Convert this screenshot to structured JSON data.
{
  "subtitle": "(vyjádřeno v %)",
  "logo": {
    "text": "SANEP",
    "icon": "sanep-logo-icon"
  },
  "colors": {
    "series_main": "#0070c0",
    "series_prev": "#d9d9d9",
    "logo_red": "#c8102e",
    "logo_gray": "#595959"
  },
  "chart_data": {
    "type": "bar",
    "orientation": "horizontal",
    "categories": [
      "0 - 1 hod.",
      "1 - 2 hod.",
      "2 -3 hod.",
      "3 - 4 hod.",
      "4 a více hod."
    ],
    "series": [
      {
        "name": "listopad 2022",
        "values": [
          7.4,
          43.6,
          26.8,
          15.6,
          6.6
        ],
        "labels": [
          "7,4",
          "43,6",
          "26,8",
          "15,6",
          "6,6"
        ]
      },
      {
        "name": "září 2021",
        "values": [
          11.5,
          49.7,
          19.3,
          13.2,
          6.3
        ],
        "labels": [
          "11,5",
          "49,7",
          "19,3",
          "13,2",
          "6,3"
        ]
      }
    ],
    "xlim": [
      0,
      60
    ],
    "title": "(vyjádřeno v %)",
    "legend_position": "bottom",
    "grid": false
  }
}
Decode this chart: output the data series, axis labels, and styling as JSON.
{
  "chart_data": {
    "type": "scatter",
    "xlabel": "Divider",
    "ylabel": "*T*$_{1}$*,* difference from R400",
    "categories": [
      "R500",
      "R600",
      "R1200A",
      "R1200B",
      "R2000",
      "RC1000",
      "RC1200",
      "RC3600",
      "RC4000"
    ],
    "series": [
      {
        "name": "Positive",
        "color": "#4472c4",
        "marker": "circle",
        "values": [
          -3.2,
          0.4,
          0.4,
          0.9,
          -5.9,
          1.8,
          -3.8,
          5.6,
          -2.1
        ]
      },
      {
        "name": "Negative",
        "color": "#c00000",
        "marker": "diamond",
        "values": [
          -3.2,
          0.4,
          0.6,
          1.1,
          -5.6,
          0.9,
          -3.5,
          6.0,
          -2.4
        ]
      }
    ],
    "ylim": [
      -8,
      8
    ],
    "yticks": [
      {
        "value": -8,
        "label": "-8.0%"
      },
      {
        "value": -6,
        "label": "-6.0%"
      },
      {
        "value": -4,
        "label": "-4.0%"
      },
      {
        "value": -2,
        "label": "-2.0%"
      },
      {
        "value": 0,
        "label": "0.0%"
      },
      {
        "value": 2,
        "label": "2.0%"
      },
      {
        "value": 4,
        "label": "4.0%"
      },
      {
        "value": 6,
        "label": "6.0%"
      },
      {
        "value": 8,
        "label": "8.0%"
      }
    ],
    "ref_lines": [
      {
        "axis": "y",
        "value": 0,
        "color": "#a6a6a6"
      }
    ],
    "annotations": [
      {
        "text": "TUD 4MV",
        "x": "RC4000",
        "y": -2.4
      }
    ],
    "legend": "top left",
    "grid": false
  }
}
■ ■ ■ ■ ■
# [Short exercise]
From the first line to the last, retype the data exactly.

# [Response to this task]
Convert this screenshot to structured JSON data.
{
  "subtitle": "(vyjádřeno v %)",
  "logo": {
    "text": "SANEP",
    "icon": "sanep-logo-icon"
  },
  "colors": {
    "series_main": "#0070c0",
    "series_prev": "#d9d9d9",
    "logo_red": "#c8102e",
    "logo_gray": "#595959"
  },
  "chart_data": {
    "type": "bar",
    "orientation": "horizontal",
    "categories": [
      "0 - 1 hod.",
      "1 - 2 hod.",
      "2 -3 hod.",
      "3 - 4 hod.",
      "4 a více hod."
    ],
    "series": [
      {
        "name": "listopad 2022",
        "values": [
          7.4,
          43.6,
          26.8,
          15.6,
          6.6
        ],
        "labels": [
          "7,4",
          "43,6",
          "26,8",
          "15,6",
          "6,6"
        ]
      },
      {
        "name": "září 2021",
        "values": [
          11.5,
          49.7,
          19.3,
          13.2,
          6.3
        ],
        "labels": [
          "11,5",
          "49,7",
          "19,3",
          "13,2",
          "6,3"
        ]
      }
    ],
    "xlim": [
      0,
      60
    ],
    "title": "(vyjádřeno v %)",
    "legend_position": "bottom",
    "grid": false
  }
}
Decode this chart: output the data series, axis labels, and styling as JSON.
{
  "chart_data": {
    "type": "scatter",
    "xlabel": "Divider",
    "ylabel": "*T*$_{1}$*,* difference from R400",
    "categories": [
      "R500",
      "R600",
      "R1200A",
      "R1200B",
      "R2000",
      "RC1000",
      "RC1200",
      "RC3600",
      "RC4000"
    ],
    "series": [
      {
        "name": "Positive",
        "color": "#4472c4",
        "marker": "circle",
        "values": [
          -3.2,
          0.4,
          0.4,
          0.9,
          -5.9,
          1.8,
          -3.8,
          5.6,
          -2.1
        ]
      },
      {
        "name": "Negative",
        "color": "#c00000",
        "marker": "diamond",
        "values": [
          -3.2,
          0.4,
          0.6,
          1.1,
          -5.6,
          0.9,
          -3.5,
          6.0,
          -2.4
        ]
      }
    ],
    "ylim": [
      -8,
      8
    ],
    "yticks": [
      {
        "value": -8,
        "label": "-8.0%"
      },
      {
        "value": -6,
        "label": "-6.0%"
      },
      {
        "value": -4,
        "label": "-4.0%"
      },
      {
        "value": -2,
        "label": "-2.0%"
      },
      {
        "value": 0,
        "label": "0.0%"
      },
      {
        "value": 2,
        "label": "2.0%"
      },
      {
        "value": 4,
        "label": "4.0%"
      },
      {
        "value": 6,
        "label": "6.0%"
      },
      {
        "value": 8,
        "label": "8.0%"
      }
    ],
    "ref_lines": [
      {
        "axis": "y",
        "value": 0,
        "color": "#a6a6a6"
      }
    ],
    "annotations": [
      {
        "text": "TUD 4MV",
        "x": "RC4000",
        "y": -2.4
      }
    ],
    "legend": "top left",
    "grid": false
  }
}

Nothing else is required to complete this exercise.